* [WORK INSTRUCTIONS]: Each line below should be retyped exactly, with no pictures.

>>>>

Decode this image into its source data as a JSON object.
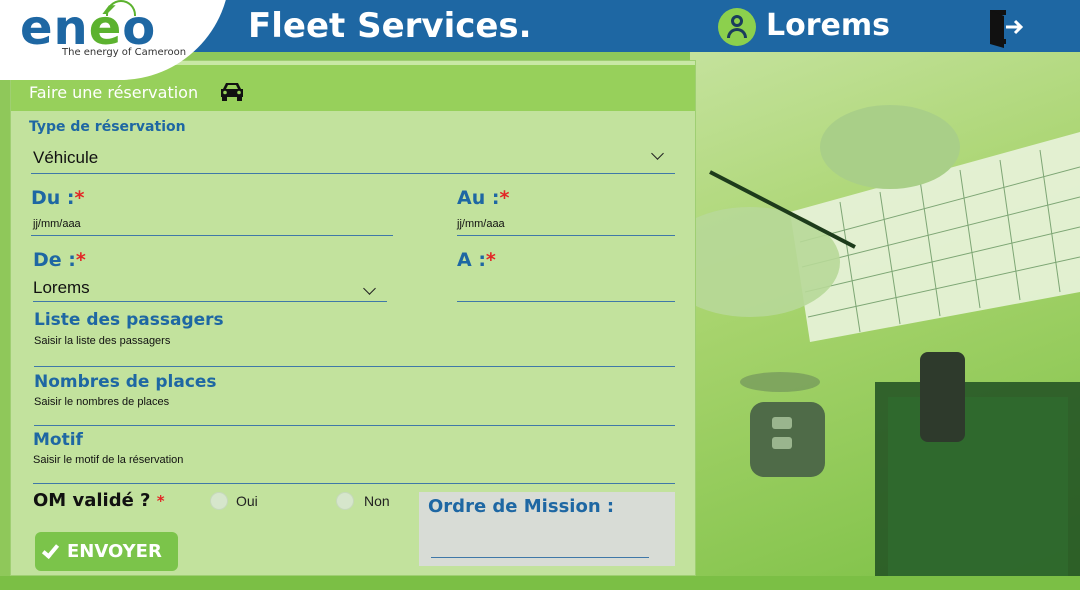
{
  "header": {
    "logo_word_1": "en",
    "logo_word_2": "é",
    "logo_word_3": "o",
    "logo_tagline": "The energy of Cameroon",
    "app_title": "Fleet Services.",
    "user_name": "Lorems"
  },
  "form": {
    "title": "Faire une réservation",
    "reservation_type": {
      "label": "Type de réservation",
      "value": "Véhicule"
    },
    "date_from": {
      "label": "Du :",
      "required_mark": "*",
      "placeholder": "jj/mm/aaa"
    },
    "date_to": {
      "label": "Au :",
      "required_mark": "*",
      "placeholder": "jj/mm/aaa"
    },
    "origin": {
      "label": "De :",
      "required_mark": "*",
      "value": "Lorems"
    },
    "destination": {
      "label": "A :",
      "required_mark": "*",
      "value": ""
    },
    "passengers": {
      "label": "Liste des passagers",
      "placeholder": "Saisir la liste des passagers"
    },
    "seats": {
      "label": "Nombres de places",
      "placeholder": "Saisir le nombres de places"
    },
    "motive": {
      "label": "Motif",
      "placeholder": "Saisir le motif de la réservation"
    },
    "om_validated": {
      "label": "OM validé ?",
      "required_mark": "*",
      "options": [
        "Oui",
        "Non"
      ]
    },
    "mission_order": {
      "label": "Ordre de Mission :"
    },
    "submit_label": "ENVOYER"
  },
  "colors": {
    "header_bg": "#1e67a3",
    "accent_green": "#7bc44a",
    "card_bg": "#c2e29d",
    "label_blue": "#1e67a3",
    "required_red": "#e32626"
  }
}
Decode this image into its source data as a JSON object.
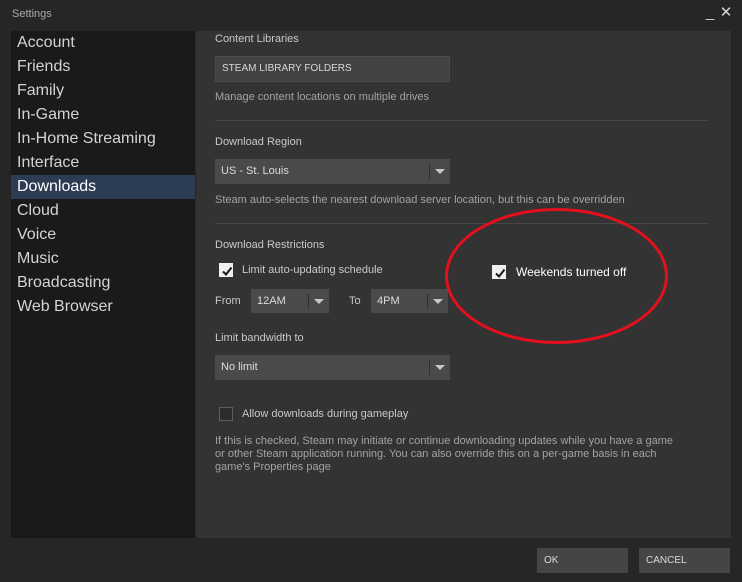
{
  "window": {
    "title": "Settings",
    "minimize_glyph": "_",
    "close_glyph": "✕"
  },
  "sidebar": {
    "items": [
      {
        "label": "Account"
      },
      {
        "label": "Friends"
      },
      {
        "label": "Family"
      },
      {
        "label": "In-Game"
      },
      {
        "label": "In-Home Streaming"
      },
      {
        "label": "Interface"
      },
      {
        "label": "Downloads",
        "active": true
      },
      {
        "label": "Cloud"
      },
      {
        "label": "Voice"
      },
      {
        "label": "Music"
      },
      {
        "label": "Broadcasting"
      },
      {
        "label": "Web Browser"
      }
    ]
  },
  "content_libraries": {
    "heading": "Content Libraries",
    "button_label": "STEAM LIBRARY FOLDERS",
    "description": "Manage content locations on multiple drives"
  },
  "download_region": {
    "heading": "Download Region",
    "selected": "US - St. Louis",
    "description": "Steam auto-selects the nearest download server location, but this can be overridden"
  },
  "download_restrictions": {
    "heading": "Download Restrictions",
    "limit_schedule_label": "Limit auto-updating schedule",
    "limit_schedule_checked": true,
    "from_label": "From",
    "from_value": "12AM",
    "to_label": "To",
    "to_value": "4PM",
    "bandwidth_label": "Limit bandwidth to",
    "bandwidth_value": "No limit",
    "gameplay_label": "Allow downloads during gameplay",
    "gameplay_checked": false,
    "gameplay_description": "If this is checked, Steam may initiate or continue downloading updates while you have a game or other Steam application running. You can also override this on a per-game basis in each game's Properties page"
  },
  "annotation": {
    "label": "Weekends turned off",
    "checked": true,
    "circle_color": "#e4101c"
  },
  "footer": {
    "ok_label": "OK",
    "cancel_label": "CANCEL"
  },
  "colors": {
    "active_nav": "#2c3d53",
    "panel": "#333333",
    "sidebar": "#1a1a1a"
  }
}
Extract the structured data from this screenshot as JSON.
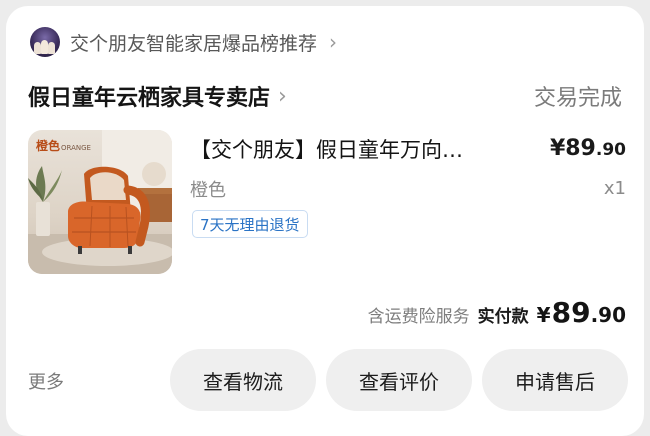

<<<<

* [RESPONSE TO THE EXERCISE]:
Decode this image into its source data as a JSON object.
{
  "header": {
    "logo_word_1": "en",
    "logo_word_2": "é",
    "logo_word_3": "o",
    "logo_tagline": "The energy of Cameroon",
    "app_title": "Fleet Services.",
    "user_name": "Lorems"
  },
  "form": {
    "title": "Faire une réservation",
    "reservation_type": {
      "label": "Type de réservation",
      "value": "Véhicule"
    },
    "date_from": {
      "label": "Du :",
      "required_mark": "*",
      "placeholder": "jj/mm/aaa"
    },
    "date_to": {
      "label": "Au :",
      "required_mark": "*",
      "placeholder": "jj/mm/aaa"
    },
    "origin": {
      "label": "De :",
      "required_mark": "*",
      "value": "Lorems"
    },
    "destination": {
      "label": "A :",
      "required_mark": "*",
      "value": ""
    },
    "passengers": {
      "label": "Liste des passagers",
      "placeholder": "Saisir la liste des passagers"
    },
    "seats": {
      "label": "Nombres de places",
      "placeholder": "Saisir le nombres de places"
    },
    "motive": {
      "label": "Motif",
      "placeholder": "Saisir le motif de la réservation"
    },
    "om_validated": {
      "label": "OM validé ?",
      "required_mark": "*",
      "options": [
        "Oui",
        "Non"
      ]
    },
    "mission_order": {
      "label": "Ordre de Mission :"
    },
    "submit_label": "ENVOYER"
  },
  "colors": {
    "header_bg": "#1e67a3",
    "accent_green": "#7bc44a",
    "card_bg": "#c2e29d",
    "label_blue": "#1e67a3",
    "required_red": "#e32626"
  }
}
Decode this image into its source data as a JSON object.
{
  "window": {
    "title": "Settings",
    "minimize_glyph": "_",
    "close_glyph": "✕"
  },
  "sidebar": {
    "items": [
      {
        "label": "Account"
      },
      {
        "label": "Friends"
      },
      {
        "label": "Family"
      },
      {
        "label": "In-Game"
      },
      {
        "label": "In-Home Streaming"
      },
      {
        "label": "Interface"
      },
      {
        "label": "Downloads",
        "active": true
      },
      {
        "label": "Cloud"
      },
      {
        "label": "Voice"
      },
      {
        "label": "Music"
      },
      {
        "label": "Broadcasting"
      },
      {
        "label": "Web Browser"
      }
    ]
  },
  "content_libraries": {
    "heading": "Content Libraries",
    "button_label": "STEAM LIBRARY FOLDERS",
    "description": "Manage content locations on multiple drives"
  },
  "download_region": {
    "heading": "Download Region",
    "selected": "US - St. Louis",
    "description": "Steam auto-selects the nearest download server location, but this can be overridden"
  },
  "download_restrictions": {
    "heading": "Download Restrictions",
    "limit_schedule_label": "Limit auto-updating schedule",
    "limit_schedule_checked": true,
    "from_label": "From",
    "from_value": "12AM",
    "to_label": "To",
    "to_value": "4PM",
    "bandwidth_label": "Limit bandwidth to",
    "bandwidth_value": "No limit",
    "gameplay_label": "Allow downloads during gameplay",
    "gameplay_checked": false,
    "gameplay_description": "If this is checked, Steam may initiate or continue downloading updates while you have a game or other Steam application running. You can also override this on a per-game basis in each game's Properties page"
  },
  "annotation": {
    "label": "Weekends turned off",
    "checked": true,
    "circle_color": "#e4101c"
  },
  "footer": {
    "ok_label": "OK",
    "cancel_label": "CANCEL"
  },
  "colors": {
    "active_nav": "#2c3d53",
    "panel": "#333333",
    "sidebar": "#1a1a1a"
  }
}
Extract the structured data from this screenshot as JSON.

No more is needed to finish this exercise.